> [What you will do]:
Return the count of lines with the string "상품관리" in them, and nothing else.
>> Start
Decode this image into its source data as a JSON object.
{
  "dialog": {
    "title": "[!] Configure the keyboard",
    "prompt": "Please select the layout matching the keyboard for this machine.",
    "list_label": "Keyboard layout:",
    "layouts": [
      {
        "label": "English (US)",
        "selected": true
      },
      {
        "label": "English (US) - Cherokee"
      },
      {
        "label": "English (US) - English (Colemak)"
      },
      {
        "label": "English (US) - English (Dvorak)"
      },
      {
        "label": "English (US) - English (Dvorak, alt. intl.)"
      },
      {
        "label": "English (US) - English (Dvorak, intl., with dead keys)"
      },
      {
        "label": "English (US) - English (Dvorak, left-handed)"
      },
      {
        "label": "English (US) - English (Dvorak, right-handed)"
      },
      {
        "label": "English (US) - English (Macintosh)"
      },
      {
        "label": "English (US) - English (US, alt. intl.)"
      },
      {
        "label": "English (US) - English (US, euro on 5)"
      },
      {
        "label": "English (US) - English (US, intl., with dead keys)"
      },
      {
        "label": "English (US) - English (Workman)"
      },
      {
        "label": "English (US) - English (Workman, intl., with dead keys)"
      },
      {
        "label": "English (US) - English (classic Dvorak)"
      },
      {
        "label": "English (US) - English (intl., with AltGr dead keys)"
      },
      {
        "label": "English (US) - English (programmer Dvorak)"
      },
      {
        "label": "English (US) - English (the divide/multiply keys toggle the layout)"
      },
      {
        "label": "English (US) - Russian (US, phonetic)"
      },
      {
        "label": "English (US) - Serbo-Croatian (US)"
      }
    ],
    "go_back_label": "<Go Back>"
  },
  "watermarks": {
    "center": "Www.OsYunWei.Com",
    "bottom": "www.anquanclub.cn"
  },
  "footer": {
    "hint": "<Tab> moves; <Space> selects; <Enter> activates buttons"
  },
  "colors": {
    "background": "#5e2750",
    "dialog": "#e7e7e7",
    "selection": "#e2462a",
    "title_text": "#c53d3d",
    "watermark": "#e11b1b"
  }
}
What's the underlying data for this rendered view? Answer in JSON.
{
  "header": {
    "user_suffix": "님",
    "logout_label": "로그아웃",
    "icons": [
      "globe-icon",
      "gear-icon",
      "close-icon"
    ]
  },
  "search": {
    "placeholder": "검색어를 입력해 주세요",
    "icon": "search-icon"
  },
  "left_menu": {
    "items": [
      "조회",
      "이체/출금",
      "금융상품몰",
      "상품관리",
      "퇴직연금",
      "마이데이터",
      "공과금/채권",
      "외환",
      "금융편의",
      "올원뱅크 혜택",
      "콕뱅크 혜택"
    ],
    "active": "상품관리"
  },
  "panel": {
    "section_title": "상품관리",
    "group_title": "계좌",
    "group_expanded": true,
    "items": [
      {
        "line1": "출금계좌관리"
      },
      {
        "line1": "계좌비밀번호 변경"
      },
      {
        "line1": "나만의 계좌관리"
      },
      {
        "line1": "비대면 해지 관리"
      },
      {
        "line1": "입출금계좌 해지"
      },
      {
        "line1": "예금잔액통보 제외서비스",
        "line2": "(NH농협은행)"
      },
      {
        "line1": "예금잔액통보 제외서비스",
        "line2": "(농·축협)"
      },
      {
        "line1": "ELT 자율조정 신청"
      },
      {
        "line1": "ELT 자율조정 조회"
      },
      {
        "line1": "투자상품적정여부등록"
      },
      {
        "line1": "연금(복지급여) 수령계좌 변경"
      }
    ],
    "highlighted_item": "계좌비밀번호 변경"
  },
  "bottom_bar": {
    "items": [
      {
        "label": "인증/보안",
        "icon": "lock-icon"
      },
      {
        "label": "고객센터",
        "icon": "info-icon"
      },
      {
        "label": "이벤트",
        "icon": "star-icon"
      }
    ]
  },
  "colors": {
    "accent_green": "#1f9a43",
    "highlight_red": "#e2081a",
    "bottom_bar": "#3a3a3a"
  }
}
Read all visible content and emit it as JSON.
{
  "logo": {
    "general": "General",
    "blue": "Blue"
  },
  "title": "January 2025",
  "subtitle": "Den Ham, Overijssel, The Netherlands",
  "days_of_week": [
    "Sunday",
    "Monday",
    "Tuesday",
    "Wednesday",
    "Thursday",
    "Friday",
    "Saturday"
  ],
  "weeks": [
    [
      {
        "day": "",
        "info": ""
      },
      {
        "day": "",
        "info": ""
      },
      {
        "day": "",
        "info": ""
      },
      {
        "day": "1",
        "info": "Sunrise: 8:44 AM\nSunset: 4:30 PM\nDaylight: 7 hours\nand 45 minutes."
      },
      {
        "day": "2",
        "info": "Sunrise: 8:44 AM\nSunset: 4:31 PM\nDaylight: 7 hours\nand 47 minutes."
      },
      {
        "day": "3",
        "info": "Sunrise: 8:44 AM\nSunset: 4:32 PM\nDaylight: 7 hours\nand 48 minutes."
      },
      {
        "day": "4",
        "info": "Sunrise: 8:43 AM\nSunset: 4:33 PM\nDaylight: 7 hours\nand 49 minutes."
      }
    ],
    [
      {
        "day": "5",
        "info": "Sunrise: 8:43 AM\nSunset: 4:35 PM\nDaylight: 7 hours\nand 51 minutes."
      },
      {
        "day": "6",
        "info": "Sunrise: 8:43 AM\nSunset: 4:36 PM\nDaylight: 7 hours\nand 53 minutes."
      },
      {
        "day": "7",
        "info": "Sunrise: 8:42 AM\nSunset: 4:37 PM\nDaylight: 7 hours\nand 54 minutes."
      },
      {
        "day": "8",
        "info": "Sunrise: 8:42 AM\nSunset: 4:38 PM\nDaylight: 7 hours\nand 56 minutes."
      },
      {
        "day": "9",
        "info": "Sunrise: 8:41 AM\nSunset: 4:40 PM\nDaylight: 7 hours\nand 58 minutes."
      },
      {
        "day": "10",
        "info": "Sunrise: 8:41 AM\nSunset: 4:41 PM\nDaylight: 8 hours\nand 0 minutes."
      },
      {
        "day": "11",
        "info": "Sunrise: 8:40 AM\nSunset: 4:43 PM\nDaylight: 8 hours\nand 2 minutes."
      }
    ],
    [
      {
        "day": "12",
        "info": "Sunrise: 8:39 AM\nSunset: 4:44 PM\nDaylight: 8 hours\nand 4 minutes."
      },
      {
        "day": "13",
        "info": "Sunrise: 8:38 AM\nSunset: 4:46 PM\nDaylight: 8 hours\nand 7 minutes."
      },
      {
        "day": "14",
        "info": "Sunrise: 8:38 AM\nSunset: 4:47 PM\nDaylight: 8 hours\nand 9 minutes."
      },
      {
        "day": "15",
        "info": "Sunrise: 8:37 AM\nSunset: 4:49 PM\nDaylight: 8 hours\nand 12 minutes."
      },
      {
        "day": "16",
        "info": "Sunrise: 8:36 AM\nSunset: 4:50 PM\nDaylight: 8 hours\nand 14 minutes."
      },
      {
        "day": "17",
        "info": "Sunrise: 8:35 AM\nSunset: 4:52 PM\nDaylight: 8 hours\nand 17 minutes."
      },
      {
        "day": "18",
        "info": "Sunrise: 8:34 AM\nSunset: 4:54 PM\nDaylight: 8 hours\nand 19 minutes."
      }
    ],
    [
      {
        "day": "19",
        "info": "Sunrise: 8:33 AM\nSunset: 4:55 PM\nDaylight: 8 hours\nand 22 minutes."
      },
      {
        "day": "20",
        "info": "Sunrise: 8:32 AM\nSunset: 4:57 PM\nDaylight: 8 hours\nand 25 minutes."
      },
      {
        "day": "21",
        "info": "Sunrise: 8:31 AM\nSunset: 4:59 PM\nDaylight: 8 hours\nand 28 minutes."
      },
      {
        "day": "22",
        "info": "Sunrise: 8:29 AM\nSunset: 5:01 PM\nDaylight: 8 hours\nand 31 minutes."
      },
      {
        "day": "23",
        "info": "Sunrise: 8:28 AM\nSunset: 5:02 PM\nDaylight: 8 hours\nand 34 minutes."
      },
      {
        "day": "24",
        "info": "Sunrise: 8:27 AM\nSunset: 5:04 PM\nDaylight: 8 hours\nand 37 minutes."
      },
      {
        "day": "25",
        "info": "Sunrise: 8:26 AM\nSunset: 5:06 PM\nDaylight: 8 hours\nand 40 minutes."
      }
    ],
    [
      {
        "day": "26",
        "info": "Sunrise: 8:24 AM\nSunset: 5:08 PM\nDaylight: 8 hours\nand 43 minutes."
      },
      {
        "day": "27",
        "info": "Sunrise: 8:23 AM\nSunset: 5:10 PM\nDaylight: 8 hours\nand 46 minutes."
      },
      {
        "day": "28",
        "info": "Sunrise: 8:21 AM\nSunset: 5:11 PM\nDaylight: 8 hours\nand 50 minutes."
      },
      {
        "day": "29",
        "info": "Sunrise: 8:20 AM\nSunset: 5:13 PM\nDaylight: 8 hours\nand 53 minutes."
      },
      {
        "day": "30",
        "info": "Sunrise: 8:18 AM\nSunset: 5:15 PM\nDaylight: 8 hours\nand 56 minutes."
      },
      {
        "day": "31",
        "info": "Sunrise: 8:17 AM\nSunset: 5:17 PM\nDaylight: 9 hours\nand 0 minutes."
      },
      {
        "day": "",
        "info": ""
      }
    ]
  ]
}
>> End
> [Exercise answer]:
3